Also handle a corner-case where a recovered sig might be deleted between
the HasRecoveredSigForId and GetRecoveredSigById call.
* Don't run into session timeout when sig shares come in slow
Instead of just tracking when the first share was received, we now also
track when the last (non-duplicate) share was received. Sessios will now
timeout 5 minutes after the first share arrives, or 1 minute after the last
one arrived.
* Add libbacktrace to depends
This is currently only useful to extract symbols. It fails to gather
stacktraces when compiled with MinGW, so we can only use it to get symbol
information from a stack trace which we gathered outside of libbacktrace.
* Add -mbig-obj to CXXFLAGS for MinGW builds
* Implement stacktraces for C++ exceptions
This is a hack and should only be used for debugging. It works by wrapping
the C++ ABI __wrap___cxa_allocate_exception. The wrapper records a backtrace
and stores it in a global map. Later the stacktrace can be retrieved with
GetExceptionStacktraceStr.
This commit also adds handlers to pretty print uncaught exceptions and
signals.
* Use GetPrettyExceptionStr for all unhandled exceptions
* Use --enable-stacktraces in CI for linux32/linux64
* Register exception translators to pretty print exceptions in unit tests
* Catch and print python exceptions when stopping nodes
Otherwise the code at the bottom is never executed when nodes crash,
leading to no output of debug.log files on Travis.

----

■ ABOUT THIS EXERCISE ■
In the commit notes, how long after the last share arrives does a session now time out? The data that comes next is from a different source than the commit notes.

----

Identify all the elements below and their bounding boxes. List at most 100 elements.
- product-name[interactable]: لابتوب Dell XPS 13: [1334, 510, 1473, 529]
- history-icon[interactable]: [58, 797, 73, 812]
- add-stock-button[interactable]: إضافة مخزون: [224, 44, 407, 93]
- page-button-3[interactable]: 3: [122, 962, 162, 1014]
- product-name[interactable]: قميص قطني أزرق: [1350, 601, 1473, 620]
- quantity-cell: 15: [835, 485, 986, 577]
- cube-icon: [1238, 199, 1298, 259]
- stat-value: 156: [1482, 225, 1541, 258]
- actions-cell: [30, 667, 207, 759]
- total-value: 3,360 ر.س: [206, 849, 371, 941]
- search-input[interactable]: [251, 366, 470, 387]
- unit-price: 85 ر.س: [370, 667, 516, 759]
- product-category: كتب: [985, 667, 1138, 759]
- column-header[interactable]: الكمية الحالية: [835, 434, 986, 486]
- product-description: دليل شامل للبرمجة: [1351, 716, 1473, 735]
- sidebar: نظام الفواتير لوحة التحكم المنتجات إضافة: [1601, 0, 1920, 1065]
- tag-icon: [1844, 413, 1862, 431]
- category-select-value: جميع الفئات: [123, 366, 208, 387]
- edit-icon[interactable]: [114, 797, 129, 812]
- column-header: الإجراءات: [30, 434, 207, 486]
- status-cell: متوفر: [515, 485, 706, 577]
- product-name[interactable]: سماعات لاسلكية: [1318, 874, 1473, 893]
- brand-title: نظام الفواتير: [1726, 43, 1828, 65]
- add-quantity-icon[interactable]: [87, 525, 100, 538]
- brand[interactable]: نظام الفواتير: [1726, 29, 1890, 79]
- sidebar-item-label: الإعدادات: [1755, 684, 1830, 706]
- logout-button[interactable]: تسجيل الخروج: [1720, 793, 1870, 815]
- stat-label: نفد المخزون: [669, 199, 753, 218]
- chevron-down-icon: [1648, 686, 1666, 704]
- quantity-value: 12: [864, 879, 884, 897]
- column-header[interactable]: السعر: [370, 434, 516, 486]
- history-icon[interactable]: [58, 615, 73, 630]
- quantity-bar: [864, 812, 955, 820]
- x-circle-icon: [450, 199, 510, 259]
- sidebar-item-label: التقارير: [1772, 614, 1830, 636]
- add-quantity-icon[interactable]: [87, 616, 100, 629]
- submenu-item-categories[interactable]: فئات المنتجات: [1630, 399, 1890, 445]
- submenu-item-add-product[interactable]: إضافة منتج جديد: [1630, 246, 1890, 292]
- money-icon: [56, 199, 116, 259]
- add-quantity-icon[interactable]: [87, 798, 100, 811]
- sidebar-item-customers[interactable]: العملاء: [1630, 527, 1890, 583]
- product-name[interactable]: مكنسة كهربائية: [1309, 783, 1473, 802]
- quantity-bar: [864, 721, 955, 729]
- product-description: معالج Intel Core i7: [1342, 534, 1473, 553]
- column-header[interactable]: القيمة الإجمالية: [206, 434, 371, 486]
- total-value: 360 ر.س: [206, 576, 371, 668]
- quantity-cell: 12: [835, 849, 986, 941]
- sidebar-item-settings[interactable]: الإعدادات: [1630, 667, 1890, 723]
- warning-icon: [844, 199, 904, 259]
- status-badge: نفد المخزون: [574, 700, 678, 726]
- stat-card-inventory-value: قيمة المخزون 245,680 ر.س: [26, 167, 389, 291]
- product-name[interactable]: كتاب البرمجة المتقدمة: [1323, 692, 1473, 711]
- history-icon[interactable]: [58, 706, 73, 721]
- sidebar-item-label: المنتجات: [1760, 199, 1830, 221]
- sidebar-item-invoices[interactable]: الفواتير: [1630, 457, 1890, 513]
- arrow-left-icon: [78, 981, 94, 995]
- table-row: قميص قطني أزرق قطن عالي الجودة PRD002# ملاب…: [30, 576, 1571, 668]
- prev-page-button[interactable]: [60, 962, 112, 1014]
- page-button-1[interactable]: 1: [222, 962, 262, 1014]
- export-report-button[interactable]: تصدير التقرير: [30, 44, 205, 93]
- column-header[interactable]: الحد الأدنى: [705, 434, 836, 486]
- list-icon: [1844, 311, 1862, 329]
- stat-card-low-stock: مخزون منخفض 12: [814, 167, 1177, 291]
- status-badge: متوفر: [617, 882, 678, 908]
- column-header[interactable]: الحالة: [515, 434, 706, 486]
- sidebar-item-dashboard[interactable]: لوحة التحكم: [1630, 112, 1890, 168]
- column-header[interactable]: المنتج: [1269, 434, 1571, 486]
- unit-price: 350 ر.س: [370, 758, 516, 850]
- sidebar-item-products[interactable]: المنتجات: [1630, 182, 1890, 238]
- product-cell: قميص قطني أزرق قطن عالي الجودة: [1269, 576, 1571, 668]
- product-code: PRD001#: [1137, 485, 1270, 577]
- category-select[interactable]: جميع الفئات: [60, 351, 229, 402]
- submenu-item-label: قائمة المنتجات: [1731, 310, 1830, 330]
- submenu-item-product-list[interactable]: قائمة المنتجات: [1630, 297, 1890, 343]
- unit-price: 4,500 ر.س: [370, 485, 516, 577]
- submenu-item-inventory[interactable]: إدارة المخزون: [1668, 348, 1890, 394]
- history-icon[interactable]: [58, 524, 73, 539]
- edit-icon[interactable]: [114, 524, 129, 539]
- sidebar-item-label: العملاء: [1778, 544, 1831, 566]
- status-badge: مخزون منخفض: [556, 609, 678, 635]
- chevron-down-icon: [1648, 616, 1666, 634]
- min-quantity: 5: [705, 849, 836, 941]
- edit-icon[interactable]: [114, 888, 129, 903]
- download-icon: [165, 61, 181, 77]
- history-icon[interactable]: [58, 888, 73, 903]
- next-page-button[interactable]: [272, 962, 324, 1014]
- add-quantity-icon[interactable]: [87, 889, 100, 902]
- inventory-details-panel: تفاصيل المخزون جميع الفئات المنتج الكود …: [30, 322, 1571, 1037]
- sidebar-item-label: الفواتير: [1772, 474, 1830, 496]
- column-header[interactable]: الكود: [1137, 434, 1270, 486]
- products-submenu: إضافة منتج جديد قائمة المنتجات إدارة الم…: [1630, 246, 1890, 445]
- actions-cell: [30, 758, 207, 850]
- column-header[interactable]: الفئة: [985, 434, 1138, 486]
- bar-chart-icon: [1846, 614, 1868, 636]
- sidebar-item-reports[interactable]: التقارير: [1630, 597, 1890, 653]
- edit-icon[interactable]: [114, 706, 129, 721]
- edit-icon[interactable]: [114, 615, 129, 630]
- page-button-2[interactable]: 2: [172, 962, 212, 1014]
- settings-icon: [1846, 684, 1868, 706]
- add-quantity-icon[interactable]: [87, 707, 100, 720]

----

■ RESPONSE TO THE TASK ■
One minute.